## Exercise objective:
Copy out the records in full, word for word, without pictures.
>>>
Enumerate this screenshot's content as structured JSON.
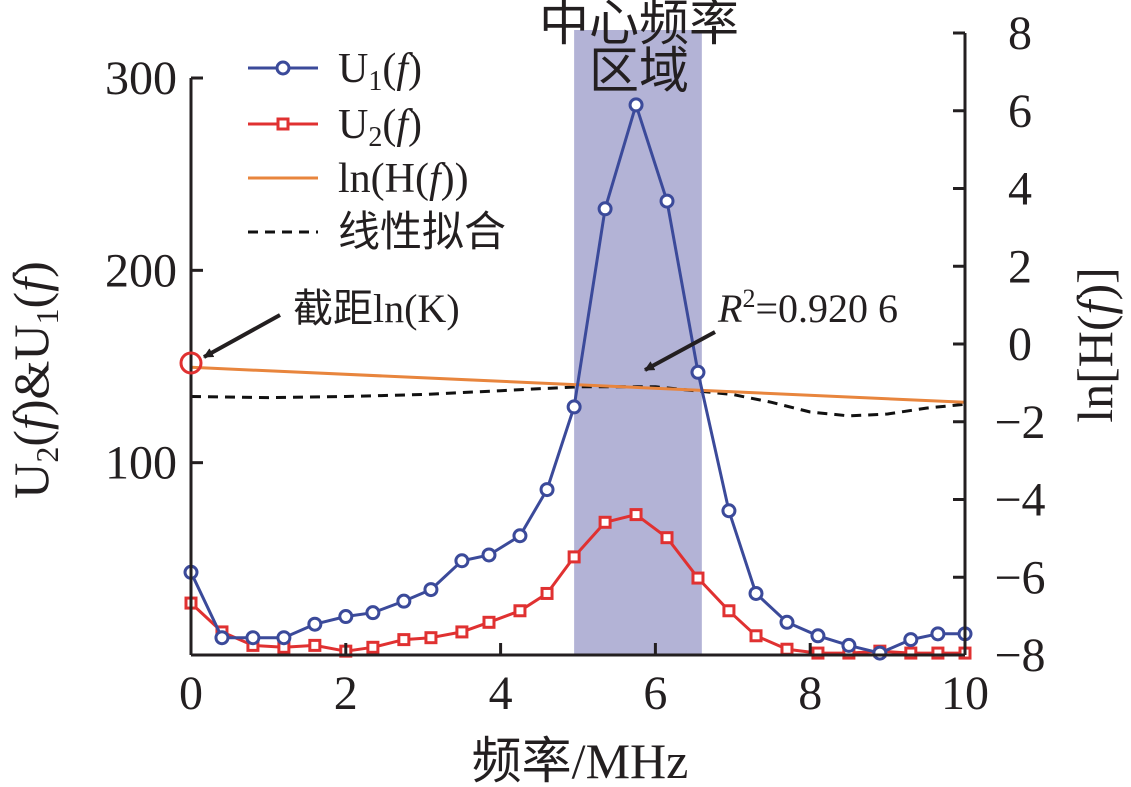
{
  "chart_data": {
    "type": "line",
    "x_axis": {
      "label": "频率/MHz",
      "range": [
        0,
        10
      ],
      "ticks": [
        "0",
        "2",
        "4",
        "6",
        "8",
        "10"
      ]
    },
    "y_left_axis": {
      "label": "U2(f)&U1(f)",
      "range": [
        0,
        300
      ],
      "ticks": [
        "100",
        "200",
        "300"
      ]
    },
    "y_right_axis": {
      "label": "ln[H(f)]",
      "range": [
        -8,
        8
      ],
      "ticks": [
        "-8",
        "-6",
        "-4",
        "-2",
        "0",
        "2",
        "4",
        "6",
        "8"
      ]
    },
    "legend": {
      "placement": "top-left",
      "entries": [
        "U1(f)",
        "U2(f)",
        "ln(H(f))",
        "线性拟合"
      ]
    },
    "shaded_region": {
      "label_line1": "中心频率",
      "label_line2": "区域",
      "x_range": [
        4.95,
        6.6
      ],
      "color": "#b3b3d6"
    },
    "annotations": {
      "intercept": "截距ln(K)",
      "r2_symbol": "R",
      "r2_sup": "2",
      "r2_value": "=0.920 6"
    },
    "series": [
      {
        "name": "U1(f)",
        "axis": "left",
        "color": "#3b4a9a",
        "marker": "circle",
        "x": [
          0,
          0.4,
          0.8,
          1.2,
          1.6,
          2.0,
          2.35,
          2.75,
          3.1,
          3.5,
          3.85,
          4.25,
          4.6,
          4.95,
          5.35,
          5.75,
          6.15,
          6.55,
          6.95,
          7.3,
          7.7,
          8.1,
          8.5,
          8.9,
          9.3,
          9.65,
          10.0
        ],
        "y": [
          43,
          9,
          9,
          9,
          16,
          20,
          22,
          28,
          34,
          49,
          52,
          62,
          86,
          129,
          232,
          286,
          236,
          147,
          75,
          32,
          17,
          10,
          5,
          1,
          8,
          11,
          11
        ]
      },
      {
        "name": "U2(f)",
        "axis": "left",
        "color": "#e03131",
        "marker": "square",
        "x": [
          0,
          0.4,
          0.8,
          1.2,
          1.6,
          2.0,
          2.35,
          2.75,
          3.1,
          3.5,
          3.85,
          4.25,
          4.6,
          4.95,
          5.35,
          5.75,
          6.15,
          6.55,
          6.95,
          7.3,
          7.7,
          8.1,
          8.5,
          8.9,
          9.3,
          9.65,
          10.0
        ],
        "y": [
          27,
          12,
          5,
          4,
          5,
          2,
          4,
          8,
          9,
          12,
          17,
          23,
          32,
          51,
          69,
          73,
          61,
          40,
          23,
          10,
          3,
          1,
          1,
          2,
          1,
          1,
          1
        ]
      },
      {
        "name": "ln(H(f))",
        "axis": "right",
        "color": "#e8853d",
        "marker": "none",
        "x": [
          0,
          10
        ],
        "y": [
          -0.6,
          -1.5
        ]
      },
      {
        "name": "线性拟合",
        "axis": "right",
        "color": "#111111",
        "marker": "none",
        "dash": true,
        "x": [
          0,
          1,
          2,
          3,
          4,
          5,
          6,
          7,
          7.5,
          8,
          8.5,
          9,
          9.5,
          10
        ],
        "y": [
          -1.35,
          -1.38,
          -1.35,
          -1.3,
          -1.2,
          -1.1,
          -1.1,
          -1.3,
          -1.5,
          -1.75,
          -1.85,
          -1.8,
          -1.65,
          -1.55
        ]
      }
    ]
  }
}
<<<
## Complete output:
Enumerate this screenshot's content as structured JSON.
{
  "chart_data": {
    "type": "line",
    "x_axis": {
      "label": "频率/MHz",
      "range": [
        0,
        10
      ],
      "ticks": [
        "0",
        "2",
        "4",
        "6",
        "8",
        "10"
      ]
    },
    "y_left_axis": {
      "label": "U2(f)&U1(f)",
      "range": [
        0,
        300
      ],
      "ticks": [
        "100",
        "200",
        "300"
      ]
    },
    "y_right_axis": {
      "label": "ln[H(f)]",
      "range": [
        -8,
        8
      ],
      "ticks": [
        "-8",
        "-6",
        "-4",
        "-2",
        "0",
        "2",
        "4",
        "6",
        "8"
      ]
    },
    "legend": {
      "placement": "top-left",
      "entries": [
        "U1(f)",
        "U2(f)",
        "ln(H(f))",
        "线性拟合"
      ]
    },
    "shaded_region": {
      "label_line1": "中心频率",
      "label_line2": "区域",
      "x_range": [
        4.95,
        6.6
      ],
      "color": "#b3b3d6"
    },
    "annotations": {
      "intercept": "截距ln(K)",
      "r2_symbol": "R",
      "r2_sup": "2",
      "r2_value": "=0.920 6"
    },
    "series": [
      {
        "name": "U1(f)",
        "axis": "left",
        "color": "#3b4a9a",
        "marker": "circle",
        "x": [
          0,
          0.4,
          0.8,
          1.2,
          1.6,
          2.0,
          2.35,
          2.75,
          3.1,
          3.5,
          3.85,
          4.25,
          4.6,
          4.95,
          5.35,
          5.75,
          6.15,
          6.55,
          6.95,
          7.3,
          7.7,
          8.1,
          8.5,
          8.9,
          9.3,
          9.65,
          10.0
        ],
        "y": [
          43,
          9,
          9,
          9,
          16,
          20,
          22,
          28,
          34,
          49,
          52,
          62,
          86,
          129,
          232,
          286,
          236,
          147,
          75,
          32,
          17,
          10,
          5,
          1,
          8,
          11,
          11
        ]
      },
      {
        "name": "U2(f)",
        "axis": "left",
        "color": "#e03131",
        "marker": "square",
        "x": [
          0,
          0.4,
          0.8,
          1.2,
          1.6,
          2.0,
          2.35,
          2.75,
          3.1,
          3.5,
          3.85,
          4.25,
          4.6,
          4.95,
          5.35,
          5.75,
          6.15,
          6.55,
          6.95,
          7.3,
          7.7,
          8.1,
          8.5,
          8.9,
          9.3,
          9.65,
          10.0
        ],
        "y": [
          27,
          12,
          5,
          4,
          5,
          2,
          4,
          8,
          9,
          12,
          17,
          23,
          32,
          51,
          69,
          73,
          61,
          40,
          23,
          10,
          3,
          1,
          1,
          2,
          1,
          1,
          1
        ]
      },
      {
        "name": "ln(H(f))",
        "axis": "right",
        "color": "#e8853d",
        "marker": "none",
        "x": [
          0,
          10
        ],
        "y": [
          -0.6,
          -1.5
        ]
      },
      {
        "name": "线性拟合",
        "axis": "right",
        "color": "#111111",
        "marker": "none",
        "dash": true,
        "x": [
          0,
          1,
          2,
          3,
          4,
          5,
          6,
          7,
          7.5,
          8,
          8.5,
          9,
          9.5,
          10
        ],
        "y": [
          -1.35,
          -1.38,
          -1.35,
          -1.3,
          -1.2,
          -1.1,
          -1.1,
          -1.3,
          -1.5,
          -1.75,
          -1.85,
          -1.8,
          -1.65,
          -1.55
        ]
      }
    ]
  }
}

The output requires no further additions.